**DIRECTIVE:** Below are some entries. Output each one exactly as it appears.

━━ PROVIDED MATERIAL ━━

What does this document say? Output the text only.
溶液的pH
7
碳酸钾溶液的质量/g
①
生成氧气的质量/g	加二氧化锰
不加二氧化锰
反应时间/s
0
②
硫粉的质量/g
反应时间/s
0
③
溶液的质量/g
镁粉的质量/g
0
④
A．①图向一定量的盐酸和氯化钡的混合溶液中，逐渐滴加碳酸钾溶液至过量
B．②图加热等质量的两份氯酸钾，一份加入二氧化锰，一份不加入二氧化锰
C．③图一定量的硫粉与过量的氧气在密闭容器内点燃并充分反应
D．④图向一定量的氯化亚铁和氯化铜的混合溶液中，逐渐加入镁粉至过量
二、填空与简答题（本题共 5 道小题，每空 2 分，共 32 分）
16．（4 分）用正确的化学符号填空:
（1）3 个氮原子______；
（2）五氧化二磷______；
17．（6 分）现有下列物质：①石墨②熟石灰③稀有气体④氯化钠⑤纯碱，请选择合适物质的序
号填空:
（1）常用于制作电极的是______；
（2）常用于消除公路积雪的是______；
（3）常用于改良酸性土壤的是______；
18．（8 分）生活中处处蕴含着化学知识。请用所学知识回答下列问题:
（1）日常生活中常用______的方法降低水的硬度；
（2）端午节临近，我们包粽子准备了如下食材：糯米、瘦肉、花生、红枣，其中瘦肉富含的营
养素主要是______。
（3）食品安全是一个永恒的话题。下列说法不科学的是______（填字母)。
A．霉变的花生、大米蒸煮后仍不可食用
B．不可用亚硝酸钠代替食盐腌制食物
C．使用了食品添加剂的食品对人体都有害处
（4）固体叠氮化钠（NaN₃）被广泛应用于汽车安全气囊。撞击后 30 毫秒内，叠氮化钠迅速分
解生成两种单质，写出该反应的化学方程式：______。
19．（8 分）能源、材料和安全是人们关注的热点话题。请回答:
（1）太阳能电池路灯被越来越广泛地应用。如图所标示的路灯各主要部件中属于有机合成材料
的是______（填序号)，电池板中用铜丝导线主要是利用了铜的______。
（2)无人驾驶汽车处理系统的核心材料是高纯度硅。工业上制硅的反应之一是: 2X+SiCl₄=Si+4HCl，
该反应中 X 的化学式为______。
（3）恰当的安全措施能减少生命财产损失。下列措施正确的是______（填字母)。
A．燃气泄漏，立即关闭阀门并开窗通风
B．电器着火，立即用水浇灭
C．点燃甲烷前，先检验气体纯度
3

━━━

**EXERCISE OUTPUT:**
What does this document say? Output the text only.
溶液的pH
7
碳酸钾溶液的质量/g
①
生成氧气的质量/g	加二氧化锰
不加二氧化锰
反应时间/s
0
②
硫粉的质量/g
反应时间/s
0
③
溶液的质量/g
镁粉的质量/g
0
④
A．①图向一定量的盐酸和氯化钡的混合溶液中，逐渐滴加碳酸钾溶液至过量
B．②图加热等质量的两份氯酸钾，一份加入二氧化锰，一份不加入二氧化锰
C．③图一定量的硫粉与过量的氧气在密闭容器内点燃并充分反应
D．④图向一定量的氯化亚铁和氯化铜的混合溶液中，逐渐加入镁粉至过量
二、填空与简答题（本题共 5 道小题，每空 2 分，共 32 分）
16．（4 分）用正确的化学符号填空:
（1）3 个氮原子______；
（2）五氧化二磷______；
17．（6 分）现有下列物质：①石墨②熟石灰③稀有气体④氯化钠⑤纯碱，请选择合适物质的序
号填空:
（1）常用于制作电极的是______；
（2）常用于消除公路积雪的是______；
（3）常用于改良酸性土壤的是______；
18．（8 分）生活中处处蕴含着化学知识。请用所学知识回答下列问题:
（1）日常生活中常用______的方法降低水的硬度；
（2）端午节临近，我们包粽子准备了如下食材：糯米、瘦肉、花生、红枣，其中瘦肉富含的营
养素主要是______。
（3）食品安全是一个永恒的话题。下列说法不科学的是______（填字母)。
A．霉变的花生、大米蒸煮后仍不可食用
B．不可用亚硝酸钠代替食盐腌制食物
C．使用了食品添加剂的食品对人体都有害处
（4）固体叠氮化钠（NaN₃）被广泛应用于汽车安全气囊。撞击后 30 毫秒内，叠氮化钠迅速分
解生成两种单质，写出该反应的化学方程式：______。
19．（8 分）能源、材料和安全是人们关注的热点话题。请回答:
（1）太阳能电池路灯被越来越广泛地应用。如图所标示的路灯各主要部件中属于有机合成材料
的是______（填序号)，电池板中用铜丝导线主要是利用了铜的______。
（2)无人驾驶汽车处理系统的核心材料是高纯度硅。工业上制硅的反应之一是: 2X+SiCl₄=Si+4HCl，
该反应中 X 的化学式为______。
（3）恰当的安全措施能减少生命财产损失。下列措施正确的是______（填字母)。
A．燃气泄漏，立即关闭阀门并开窗通风
B．电器着火，立即用水浇灭
C．点燃甲烷前，先检验气体纯度
3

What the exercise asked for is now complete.